* [Material shown]

== == ==

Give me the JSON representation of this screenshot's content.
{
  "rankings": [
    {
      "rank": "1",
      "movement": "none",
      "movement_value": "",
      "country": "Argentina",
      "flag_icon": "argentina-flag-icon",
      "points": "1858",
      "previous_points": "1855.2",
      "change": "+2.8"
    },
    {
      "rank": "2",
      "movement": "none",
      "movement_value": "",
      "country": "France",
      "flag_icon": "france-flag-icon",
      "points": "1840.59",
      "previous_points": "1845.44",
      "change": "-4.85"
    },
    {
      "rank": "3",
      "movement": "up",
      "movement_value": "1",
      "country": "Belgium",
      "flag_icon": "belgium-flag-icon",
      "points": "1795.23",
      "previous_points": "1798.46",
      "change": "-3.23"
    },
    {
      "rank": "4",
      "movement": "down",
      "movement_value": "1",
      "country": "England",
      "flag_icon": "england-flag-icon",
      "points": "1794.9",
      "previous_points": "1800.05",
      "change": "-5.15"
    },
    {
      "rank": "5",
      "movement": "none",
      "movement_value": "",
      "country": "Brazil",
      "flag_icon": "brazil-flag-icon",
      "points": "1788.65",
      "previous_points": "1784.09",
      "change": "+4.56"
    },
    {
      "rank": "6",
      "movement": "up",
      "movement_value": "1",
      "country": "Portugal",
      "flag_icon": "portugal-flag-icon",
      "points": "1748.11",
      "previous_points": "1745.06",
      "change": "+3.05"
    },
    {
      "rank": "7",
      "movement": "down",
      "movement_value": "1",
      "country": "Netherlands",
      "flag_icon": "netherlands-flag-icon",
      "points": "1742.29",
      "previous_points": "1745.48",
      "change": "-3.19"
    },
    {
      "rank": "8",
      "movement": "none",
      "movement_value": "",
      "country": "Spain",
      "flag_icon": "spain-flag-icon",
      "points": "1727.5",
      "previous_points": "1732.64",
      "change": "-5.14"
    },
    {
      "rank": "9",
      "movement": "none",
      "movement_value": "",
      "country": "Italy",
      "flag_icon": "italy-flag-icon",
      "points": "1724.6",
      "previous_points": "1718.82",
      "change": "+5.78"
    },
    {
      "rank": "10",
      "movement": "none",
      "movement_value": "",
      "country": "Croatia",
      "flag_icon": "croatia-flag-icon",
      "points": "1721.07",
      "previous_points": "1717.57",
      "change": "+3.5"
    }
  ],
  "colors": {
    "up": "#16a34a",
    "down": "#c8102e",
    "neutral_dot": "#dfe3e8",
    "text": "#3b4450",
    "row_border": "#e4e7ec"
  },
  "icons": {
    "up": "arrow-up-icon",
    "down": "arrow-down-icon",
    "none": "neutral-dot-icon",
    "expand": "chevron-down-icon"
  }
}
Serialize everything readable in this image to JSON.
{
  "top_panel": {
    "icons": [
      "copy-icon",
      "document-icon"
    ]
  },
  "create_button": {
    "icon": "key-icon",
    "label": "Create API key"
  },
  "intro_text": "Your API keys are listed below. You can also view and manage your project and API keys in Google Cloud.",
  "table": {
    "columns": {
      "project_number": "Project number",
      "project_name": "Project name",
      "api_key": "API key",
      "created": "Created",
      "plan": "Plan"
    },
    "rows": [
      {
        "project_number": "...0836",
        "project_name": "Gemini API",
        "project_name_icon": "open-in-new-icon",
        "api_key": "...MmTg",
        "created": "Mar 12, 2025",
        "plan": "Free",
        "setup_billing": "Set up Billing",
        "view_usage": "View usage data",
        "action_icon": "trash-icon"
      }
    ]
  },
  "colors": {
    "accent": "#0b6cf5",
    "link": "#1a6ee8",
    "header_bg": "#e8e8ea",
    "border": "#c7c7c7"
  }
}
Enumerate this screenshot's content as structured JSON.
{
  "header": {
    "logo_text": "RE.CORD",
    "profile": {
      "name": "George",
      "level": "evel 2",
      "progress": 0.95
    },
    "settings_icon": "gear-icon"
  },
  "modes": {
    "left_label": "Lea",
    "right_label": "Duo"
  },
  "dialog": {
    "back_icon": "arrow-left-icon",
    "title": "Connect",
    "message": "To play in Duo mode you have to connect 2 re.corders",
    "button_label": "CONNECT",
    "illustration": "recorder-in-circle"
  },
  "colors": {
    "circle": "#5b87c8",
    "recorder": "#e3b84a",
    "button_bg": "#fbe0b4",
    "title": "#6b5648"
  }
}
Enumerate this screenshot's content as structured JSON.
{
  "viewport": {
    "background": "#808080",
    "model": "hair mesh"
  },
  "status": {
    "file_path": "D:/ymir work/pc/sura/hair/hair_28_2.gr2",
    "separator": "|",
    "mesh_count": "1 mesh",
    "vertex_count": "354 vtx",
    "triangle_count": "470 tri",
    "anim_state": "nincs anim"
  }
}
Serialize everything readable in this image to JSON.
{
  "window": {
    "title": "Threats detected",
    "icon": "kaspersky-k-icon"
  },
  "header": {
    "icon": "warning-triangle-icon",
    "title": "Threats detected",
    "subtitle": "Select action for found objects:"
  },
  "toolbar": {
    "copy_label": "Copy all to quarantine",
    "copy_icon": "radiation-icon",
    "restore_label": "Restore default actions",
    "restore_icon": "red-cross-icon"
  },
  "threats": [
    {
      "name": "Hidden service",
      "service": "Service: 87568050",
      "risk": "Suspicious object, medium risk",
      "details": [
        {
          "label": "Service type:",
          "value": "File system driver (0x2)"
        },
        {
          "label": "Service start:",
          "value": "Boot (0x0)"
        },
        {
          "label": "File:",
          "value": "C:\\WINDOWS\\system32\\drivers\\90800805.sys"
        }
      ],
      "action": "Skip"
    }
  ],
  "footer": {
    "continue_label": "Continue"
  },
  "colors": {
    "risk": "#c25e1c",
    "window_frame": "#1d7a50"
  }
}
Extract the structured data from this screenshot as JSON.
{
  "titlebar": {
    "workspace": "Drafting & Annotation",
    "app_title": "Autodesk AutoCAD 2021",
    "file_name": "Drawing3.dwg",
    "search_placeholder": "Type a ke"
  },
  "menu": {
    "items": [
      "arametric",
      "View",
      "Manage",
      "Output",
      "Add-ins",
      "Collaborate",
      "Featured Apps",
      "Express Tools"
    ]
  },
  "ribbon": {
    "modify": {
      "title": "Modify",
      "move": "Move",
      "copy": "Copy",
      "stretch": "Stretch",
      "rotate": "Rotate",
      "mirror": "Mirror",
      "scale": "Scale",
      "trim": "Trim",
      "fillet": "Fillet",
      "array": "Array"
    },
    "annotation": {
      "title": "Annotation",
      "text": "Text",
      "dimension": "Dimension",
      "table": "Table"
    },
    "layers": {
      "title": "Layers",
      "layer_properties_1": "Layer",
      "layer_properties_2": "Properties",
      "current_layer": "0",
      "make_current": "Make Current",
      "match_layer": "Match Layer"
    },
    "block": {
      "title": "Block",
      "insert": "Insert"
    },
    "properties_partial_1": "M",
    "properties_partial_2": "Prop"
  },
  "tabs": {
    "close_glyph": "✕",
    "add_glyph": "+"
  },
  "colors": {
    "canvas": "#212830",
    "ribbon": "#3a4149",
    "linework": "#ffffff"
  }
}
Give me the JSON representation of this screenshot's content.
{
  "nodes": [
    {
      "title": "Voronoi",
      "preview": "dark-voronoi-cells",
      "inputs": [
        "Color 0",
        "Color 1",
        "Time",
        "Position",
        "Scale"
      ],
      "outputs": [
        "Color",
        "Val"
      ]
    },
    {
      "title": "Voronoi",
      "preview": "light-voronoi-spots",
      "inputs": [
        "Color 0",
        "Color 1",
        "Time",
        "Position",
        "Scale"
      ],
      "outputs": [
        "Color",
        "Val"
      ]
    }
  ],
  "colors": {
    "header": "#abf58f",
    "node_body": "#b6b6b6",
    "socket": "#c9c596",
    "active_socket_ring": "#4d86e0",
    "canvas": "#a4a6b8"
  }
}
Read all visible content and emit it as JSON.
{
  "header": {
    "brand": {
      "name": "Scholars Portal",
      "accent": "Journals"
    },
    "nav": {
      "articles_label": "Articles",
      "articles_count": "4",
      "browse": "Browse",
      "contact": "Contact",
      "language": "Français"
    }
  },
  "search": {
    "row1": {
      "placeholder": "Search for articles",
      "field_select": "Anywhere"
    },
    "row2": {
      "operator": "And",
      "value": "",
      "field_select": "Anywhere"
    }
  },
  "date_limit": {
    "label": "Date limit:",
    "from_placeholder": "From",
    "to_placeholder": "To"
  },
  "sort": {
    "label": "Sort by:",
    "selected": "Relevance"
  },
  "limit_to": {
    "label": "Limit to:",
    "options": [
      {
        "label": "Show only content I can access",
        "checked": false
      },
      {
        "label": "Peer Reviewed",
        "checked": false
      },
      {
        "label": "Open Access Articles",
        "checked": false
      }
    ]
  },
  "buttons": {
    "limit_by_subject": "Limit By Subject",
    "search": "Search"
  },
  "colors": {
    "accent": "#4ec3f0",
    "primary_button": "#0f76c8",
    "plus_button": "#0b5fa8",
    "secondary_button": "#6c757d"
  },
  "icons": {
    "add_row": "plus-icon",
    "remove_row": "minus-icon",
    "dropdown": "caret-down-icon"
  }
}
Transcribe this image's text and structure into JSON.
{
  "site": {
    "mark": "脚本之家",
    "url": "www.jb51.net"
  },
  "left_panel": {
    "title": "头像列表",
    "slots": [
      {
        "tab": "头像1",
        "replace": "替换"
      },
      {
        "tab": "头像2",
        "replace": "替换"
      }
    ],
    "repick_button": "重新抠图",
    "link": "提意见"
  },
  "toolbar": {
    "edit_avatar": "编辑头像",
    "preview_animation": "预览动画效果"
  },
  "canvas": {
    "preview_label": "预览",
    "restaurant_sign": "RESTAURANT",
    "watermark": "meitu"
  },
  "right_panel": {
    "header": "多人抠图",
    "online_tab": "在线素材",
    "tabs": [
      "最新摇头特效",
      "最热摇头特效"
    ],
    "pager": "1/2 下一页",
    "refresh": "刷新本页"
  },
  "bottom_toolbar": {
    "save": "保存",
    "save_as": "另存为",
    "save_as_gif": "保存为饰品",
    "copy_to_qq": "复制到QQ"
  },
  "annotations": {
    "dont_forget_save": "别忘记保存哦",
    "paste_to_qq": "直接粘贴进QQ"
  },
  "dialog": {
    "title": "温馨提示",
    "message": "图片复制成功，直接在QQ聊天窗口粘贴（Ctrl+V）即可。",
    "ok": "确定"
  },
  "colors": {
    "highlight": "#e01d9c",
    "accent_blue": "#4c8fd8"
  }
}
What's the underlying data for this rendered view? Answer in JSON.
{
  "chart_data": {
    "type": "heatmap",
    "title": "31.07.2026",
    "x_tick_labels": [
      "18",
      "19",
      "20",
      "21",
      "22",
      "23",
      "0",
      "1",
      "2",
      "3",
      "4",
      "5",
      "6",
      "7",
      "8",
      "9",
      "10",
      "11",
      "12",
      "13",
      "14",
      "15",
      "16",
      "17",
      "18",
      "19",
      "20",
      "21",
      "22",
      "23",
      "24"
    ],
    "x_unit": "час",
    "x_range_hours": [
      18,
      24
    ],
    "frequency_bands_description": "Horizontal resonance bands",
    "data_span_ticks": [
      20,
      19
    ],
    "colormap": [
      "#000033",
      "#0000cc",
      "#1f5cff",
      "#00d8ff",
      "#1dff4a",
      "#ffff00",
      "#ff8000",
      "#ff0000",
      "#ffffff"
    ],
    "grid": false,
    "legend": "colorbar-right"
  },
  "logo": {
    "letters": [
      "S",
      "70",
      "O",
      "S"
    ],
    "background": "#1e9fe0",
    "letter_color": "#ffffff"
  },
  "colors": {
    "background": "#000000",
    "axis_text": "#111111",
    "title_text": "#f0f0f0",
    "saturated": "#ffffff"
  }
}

== == ==

* [Problem statement]
Reproduce only the lines between the line containing "What's the underlying" and the last line of the records, those two lines included, exactly.

* [Written solution]
What's the underlying data for this rendered view? Answer in JSON.
{
  "chart_data": {
    "type": "heatmap",
    "title": "31.07.2026",
    "x_tick_labels": [
      "18",
      "19",
      "20",
      "21",
      "22",
      "23",
      "0",
      "1",
      "2",
      "3",
      "4",
      "5",
      "6",
      "7",
      "8",
      "9",
      "10",
      "11",
      "12",
      "13",
      "14",
      "15",
      "16",
      "17",
      "18",
      "19",
      "20",
      "21",
      "22",
      "23",
      "24"
    ],
    "x_unit": "час",
    "x_range_hours": [
      18,
      24
    ],
    "frequency_bands_description": "Horizontal resonance bands",
    "data_span_ticks": [
      20,
      19
    ],
    "colormap": [
      "#000033",
      "#0000cc",
      "#1f5cff",
      "#00d8ff",
      "#1dff4a",
      "#ffff00",
      "#ff8000",
      "#ff0000",
      "#ffffff"
    ],
    "grid": false,
    "legend": "colorbar-right"
  },
  "logo": {
    "letters": [
      "S",
      "70",
      "O",
      "S"
    ],
    "background": "#1e9fe0",
    "letter_color": "#ffffff"
  },
  "colors": {
    "background": "#000000",
    "axis_text": "#111111",
    "title_text": "#f0f0f0",
    "saturated": "#ffffff"
  }
}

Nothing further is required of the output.